### STATED GOAL
Each line that holds the word "door" should be returned.
[start RECORDS SUPPLIED]
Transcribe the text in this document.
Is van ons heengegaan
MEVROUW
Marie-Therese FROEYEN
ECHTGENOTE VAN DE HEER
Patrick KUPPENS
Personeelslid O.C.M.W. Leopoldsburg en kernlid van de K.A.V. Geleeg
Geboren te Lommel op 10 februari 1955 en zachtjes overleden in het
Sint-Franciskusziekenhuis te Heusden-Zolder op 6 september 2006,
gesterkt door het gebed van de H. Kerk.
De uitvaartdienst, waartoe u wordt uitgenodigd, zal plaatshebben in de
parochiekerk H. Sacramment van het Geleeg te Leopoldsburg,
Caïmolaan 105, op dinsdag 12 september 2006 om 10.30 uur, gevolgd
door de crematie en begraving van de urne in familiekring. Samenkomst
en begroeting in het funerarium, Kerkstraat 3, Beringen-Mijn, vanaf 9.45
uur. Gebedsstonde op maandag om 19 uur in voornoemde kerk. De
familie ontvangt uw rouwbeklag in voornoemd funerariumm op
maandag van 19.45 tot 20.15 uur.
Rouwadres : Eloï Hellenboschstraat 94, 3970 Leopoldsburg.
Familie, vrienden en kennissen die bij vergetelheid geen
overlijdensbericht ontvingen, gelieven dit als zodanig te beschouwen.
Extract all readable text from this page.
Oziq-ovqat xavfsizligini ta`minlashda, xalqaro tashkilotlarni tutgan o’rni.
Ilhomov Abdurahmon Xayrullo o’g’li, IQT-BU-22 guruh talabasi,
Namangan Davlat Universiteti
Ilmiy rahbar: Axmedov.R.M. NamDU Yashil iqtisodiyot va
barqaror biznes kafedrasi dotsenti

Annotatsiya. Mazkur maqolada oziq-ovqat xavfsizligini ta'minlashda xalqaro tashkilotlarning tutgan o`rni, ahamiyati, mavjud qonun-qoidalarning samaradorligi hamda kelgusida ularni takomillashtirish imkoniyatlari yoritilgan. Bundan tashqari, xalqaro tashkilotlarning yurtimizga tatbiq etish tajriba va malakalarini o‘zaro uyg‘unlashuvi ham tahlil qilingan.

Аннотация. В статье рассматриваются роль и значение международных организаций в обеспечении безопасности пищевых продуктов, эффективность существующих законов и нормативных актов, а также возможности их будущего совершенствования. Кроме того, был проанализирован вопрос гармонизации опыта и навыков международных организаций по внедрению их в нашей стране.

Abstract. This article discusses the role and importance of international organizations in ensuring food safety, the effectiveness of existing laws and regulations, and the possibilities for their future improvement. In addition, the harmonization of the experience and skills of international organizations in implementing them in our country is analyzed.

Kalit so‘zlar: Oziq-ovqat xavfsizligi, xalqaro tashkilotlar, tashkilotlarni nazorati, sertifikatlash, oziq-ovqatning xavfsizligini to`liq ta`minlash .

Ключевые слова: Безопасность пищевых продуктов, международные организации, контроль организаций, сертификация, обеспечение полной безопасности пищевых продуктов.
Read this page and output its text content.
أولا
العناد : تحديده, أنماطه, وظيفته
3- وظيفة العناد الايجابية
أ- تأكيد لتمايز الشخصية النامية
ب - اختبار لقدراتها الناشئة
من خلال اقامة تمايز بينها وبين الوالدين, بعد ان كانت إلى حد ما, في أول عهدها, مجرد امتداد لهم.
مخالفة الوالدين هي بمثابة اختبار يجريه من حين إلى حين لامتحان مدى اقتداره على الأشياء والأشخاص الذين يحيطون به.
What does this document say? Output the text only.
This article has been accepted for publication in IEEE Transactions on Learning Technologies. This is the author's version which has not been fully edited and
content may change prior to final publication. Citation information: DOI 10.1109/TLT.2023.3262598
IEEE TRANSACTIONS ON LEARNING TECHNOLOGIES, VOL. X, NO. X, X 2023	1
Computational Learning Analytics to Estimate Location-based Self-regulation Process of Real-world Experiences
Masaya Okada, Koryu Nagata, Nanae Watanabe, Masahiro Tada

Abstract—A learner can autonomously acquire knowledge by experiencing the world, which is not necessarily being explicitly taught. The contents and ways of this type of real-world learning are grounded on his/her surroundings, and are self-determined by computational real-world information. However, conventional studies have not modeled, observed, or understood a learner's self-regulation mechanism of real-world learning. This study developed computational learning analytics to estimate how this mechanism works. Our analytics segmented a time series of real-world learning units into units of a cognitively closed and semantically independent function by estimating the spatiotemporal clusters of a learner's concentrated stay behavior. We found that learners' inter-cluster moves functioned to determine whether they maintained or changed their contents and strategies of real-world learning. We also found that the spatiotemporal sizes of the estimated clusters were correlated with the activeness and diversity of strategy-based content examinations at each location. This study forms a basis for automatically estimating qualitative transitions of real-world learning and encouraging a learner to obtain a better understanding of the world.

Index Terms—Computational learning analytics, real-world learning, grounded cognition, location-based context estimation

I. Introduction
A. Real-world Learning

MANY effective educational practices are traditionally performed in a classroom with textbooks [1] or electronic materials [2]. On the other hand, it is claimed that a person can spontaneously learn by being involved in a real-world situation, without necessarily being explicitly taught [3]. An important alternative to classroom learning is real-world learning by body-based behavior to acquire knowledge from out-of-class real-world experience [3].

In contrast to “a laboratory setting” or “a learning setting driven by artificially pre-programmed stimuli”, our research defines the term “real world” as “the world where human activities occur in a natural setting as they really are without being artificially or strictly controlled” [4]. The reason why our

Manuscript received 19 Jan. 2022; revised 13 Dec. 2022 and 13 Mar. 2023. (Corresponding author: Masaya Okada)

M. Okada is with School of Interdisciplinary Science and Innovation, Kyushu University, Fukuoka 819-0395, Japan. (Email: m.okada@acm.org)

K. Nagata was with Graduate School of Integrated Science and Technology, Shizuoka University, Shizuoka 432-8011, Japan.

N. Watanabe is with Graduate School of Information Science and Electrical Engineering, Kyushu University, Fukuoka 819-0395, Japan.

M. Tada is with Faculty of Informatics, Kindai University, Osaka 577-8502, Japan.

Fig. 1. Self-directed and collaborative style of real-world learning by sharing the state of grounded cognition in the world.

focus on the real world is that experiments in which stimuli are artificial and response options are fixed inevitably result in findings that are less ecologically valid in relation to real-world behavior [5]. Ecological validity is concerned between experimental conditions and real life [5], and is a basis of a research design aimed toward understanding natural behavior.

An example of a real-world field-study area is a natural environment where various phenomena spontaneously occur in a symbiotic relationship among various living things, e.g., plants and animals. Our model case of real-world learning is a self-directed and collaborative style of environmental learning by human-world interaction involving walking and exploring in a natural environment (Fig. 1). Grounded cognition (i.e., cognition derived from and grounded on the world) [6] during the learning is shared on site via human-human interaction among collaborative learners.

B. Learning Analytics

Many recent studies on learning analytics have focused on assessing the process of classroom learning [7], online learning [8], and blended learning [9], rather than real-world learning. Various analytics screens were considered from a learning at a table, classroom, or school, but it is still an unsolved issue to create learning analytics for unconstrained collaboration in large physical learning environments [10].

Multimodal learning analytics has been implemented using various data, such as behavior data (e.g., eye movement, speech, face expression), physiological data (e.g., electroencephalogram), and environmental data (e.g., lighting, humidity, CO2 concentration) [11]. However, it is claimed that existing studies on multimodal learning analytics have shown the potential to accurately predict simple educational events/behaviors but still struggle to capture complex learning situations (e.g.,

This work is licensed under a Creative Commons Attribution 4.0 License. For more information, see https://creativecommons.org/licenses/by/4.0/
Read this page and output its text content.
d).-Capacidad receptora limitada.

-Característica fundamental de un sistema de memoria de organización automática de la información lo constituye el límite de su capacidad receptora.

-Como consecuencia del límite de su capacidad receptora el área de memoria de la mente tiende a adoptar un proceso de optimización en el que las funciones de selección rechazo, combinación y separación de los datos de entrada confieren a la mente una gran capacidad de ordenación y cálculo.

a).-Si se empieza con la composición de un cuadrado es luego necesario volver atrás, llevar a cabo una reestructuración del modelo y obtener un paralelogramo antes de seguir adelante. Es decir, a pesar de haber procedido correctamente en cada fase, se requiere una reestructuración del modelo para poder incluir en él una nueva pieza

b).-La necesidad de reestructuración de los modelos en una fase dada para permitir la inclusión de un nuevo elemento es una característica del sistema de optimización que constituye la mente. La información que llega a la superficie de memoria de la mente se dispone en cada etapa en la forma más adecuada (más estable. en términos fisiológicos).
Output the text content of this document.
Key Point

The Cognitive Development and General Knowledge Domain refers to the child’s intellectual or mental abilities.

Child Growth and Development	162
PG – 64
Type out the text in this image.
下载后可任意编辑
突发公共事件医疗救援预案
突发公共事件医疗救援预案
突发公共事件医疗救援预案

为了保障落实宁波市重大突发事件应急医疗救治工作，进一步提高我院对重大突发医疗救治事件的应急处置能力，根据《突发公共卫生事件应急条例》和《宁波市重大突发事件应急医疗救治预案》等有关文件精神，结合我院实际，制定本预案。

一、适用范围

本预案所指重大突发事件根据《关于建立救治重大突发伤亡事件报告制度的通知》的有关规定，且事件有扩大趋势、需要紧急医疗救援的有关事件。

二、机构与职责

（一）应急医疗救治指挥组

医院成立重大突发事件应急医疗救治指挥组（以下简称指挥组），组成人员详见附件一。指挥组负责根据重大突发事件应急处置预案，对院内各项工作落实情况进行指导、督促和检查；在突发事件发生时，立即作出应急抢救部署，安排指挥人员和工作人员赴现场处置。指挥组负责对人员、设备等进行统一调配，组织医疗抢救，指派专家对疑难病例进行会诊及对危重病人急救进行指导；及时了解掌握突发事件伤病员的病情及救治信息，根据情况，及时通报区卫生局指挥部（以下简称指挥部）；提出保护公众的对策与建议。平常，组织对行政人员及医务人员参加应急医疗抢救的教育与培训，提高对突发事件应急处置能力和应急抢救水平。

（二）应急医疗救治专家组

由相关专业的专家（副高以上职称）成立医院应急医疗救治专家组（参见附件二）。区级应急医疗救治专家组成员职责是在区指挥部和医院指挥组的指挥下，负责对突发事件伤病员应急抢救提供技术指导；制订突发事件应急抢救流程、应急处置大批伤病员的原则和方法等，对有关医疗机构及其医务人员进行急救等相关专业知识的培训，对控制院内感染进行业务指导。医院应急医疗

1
[end RECORDS SUPPLIED]
### EXERCISE OUTPUT
gesterkt door het gebed van de H. Kerk.
door de crematie en begraving van de urne in familiekring. Samenkomst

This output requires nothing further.